§ **SHORT PROBLEM**:
From the listing below, pull out the lines that hold "tree".

★ ★ ★ ★ ★ ★ ★

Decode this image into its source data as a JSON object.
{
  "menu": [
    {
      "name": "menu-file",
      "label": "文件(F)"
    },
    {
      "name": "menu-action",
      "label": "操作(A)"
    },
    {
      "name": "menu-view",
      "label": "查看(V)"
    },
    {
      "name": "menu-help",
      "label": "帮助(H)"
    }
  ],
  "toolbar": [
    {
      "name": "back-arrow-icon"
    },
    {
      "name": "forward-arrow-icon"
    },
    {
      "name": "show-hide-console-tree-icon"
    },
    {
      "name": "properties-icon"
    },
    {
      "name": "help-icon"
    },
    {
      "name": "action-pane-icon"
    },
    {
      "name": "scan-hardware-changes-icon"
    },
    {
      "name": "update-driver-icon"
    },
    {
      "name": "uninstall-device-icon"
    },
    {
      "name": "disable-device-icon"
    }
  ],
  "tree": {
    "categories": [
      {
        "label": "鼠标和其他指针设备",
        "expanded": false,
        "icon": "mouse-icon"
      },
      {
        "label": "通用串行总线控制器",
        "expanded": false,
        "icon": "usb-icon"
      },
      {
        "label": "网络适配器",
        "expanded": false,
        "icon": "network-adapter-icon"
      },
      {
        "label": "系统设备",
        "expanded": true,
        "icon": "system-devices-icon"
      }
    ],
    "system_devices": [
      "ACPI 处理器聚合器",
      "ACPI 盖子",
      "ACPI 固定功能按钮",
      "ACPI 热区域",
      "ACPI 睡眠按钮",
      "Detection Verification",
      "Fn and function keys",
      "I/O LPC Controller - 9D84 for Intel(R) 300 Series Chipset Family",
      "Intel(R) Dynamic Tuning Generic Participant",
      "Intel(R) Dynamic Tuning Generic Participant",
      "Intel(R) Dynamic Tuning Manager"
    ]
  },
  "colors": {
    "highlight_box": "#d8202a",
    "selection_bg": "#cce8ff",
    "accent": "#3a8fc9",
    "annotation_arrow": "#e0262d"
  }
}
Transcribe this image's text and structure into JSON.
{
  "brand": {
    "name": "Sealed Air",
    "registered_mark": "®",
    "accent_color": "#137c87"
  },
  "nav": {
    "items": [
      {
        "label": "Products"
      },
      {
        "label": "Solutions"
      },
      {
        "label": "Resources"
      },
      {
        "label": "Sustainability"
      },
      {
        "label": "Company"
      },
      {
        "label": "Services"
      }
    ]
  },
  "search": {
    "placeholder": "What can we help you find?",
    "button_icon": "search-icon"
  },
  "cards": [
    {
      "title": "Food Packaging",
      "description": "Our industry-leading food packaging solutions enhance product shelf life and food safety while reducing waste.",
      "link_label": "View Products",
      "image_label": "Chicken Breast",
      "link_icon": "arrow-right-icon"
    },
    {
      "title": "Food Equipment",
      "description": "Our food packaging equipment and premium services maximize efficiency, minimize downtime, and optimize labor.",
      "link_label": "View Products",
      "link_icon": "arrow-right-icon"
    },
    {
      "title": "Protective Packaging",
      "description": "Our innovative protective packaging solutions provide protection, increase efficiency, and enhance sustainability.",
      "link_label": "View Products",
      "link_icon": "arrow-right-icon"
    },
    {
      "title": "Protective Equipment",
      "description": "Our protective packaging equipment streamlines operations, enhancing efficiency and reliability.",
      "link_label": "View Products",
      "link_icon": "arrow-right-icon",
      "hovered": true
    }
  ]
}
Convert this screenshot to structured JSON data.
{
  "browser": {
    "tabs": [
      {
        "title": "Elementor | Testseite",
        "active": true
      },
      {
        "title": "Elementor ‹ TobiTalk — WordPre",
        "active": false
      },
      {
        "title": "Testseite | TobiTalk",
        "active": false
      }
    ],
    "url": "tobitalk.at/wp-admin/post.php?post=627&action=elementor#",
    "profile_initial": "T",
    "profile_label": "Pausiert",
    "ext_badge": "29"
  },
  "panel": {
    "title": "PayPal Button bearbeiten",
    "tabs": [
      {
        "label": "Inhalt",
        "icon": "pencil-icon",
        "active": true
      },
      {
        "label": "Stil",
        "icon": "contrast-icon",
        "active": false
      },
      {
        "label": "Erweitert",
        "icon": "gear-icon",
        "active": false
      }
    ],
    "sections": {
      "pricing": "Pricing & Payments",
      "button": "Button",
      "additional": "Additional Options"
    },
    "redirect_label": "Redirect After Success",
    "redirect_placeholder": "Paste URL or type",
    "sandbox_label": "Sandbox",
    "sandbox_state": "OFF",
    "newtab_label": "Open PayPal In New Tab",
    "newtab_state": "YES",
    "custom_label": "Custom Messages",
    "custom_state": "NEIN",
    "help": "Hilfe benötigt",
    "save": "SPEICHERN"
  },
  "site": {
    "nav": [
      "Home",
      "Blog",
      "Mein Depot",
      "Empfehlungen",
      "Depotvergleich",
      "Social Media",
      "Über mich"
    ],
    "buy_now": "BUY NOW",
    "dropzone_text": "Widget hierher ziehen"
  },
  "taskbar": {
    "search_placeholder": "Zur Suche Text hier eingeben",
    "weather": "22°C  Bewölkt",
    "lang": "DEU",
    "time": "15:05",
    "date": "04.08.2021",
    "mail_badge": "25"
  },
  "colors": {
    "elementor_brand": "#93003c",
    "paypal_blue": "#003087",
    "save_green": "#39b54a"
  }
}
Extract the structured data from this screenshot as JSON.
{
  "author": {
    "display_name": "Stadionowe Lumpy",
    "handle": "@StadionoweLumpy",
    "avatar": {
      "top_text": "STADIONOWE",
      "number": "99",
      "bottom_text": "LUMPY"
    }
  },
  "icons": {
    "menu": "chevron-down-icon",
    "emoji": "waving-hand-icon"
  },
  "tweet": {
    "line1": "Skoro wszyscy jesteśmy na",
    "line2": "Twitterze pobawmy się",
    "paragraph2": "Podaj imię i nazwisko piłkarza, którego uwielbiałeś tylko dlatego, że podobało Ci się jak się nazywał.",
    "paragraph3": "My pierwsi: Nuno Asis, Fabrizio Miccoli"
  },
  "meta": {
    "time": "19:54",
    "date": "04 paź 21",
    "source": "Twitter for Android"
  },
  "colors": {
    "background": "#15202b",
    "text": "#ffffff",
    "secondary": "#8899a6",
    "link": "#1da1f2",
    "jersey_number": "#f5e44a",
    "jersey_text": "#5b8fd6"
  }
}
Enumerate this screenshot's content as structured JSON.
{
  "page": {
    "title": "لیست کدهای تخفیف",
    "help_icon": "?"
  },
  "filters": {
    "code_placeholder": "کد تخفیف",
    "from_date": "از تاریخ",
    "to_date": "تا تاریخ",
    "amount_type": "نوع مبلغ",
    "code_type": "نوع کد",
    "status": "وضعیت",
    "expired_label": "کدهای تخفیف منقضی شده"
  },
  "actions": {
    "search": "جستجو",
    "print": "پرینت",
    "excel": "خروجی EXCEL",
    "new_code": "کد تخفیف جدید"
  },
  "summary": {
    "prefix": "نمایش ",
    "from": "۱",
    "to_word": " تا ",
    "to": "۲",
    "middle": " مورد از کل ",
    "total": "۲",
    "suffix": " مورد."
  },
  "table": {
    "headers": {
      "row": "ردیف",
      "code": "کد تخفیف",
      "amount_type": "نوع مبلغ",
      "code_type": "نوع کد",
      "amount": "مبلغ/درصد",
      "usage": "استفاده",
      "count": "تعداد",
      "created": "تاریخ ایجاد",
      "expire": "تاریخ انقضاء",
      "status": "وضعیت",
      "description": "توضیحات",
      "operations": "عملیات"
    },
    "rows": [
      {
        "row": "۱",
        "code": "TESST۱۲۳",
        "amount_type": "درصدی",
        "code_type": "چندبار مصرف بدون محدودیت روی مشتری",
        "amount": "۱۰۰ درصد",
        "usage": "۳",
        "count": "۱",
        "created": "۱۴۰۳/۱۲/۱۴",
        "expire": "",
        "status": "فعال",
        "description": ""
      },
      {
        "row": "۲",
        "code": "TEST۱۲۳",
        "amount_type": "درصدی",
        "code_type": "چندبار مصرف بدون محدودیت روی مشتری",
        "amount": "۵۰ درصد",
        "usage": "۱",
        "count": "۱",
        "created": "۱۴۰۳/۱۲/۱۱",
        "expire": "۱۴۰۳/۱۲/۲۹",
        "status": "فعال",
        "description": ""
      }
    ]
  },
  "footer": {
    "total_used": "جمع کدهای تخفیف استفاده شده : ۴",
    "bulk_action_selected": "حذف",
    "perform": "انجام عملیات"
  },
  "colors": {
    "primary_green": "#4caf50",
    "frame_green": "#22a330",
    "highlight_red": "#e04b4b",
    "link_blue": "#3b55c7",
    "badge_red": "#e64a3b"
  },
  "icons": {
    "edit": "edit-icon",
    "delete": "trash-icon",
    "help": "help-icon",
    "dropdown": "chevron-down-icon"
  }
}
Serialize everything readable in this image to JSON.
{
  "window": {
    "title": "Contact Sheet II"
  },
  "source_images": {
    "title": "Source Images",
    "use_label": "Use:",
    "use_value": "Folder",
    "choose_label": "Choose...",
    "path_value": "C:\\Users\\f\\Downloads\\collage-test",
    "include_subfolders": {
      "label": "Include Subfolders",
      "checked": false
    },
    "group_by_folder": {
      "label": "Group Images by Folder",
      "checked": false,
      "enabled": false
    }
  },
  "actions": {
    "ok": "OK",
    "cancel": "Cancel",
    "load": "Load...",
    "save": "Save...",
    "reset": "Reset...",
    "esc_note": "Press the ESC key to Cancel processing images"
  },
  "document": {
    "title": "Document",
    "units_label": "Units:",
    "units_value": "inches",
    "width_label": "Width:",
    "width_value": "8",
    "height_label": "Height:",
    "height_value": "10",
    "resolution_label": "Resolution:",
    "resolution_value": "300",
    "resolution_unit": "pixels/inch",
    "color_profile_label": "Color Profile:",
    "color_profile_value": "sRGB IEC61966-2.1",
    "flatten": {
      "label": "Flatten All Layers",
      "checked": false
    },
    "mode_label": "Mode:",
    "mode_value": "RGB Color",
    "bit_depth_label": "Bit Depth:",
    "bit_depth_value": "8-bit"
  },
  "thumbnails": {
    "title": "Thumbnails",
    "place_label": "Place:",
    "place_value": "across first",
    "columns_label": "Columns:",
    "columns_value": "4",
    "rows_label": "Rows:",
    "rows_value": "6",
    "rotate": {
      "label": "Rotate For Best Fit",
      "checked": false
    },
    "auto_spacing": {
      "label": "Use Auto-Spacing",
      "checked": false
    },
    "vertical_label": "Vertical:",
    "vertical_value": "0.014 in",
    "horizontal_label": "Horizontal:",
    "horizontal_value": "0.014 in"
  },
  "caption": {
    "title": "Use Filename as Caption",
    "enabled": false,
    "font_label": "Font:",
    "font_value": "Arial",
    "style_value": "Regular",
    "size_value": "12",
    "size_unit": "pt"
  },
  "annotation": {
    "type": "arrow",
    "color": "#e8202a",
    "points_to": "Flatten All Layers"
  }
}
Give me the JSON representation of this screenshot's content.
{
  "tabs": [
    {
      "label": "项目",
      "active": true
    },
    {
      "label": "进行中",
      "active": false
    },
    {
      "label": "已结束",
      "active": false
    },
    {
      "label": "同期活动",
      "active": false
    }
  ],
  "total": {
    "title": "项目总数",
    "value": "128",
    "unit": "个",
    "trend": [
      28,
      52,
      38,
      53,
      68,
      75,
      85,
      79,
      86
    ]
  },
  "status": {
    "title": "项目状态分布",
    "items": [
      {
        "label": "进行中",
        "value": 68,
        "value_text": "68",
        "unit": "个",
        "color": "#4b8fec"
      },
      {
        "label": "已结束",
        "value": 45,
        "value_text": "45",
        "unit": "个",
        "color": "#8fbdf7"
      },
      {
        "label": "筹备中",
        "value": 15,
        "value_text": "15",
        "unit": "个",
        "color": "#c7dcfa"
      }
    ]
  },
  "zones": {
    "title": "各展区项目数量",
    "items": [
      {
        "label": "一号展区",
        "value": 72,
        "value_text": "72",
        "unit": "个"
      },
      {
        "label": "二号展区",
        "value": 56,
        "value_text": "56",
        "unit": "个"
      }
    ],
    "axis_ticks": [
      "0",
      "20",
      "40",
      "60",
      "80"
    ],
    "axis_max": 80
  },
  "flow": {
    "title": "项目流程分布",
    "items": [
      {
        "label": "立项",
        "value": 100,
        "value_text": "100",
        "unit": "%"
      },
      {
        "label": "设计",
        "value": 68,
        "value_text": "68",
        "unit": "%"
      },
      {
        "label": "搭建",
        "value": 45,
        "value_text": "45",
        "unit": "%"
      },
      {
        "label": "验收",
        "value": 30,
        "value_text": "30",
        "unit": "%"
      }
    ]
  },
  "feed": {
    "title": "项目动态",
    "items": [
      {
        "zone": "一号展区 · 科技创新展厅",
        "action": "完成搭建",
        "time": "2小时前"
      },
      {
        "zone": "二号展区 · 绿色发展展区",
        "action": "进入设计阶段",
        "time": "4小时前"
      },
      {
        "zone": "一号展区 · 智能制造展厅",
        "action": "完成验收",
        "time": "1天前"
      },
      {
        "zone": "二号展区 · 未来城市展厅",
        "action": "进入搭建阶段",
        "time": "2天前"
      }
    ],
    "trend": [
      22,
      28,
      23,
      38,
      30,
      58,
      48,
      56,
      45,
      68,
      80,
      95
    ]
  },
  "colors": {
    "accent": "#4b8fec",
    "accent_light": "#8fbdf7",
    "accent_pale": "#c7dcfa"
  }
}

★ ★ ★ ★ ★ ★ ★

§ **TASK OUTPUT**:
      "name": "show-hide-console-tree-icon"
  "tree": {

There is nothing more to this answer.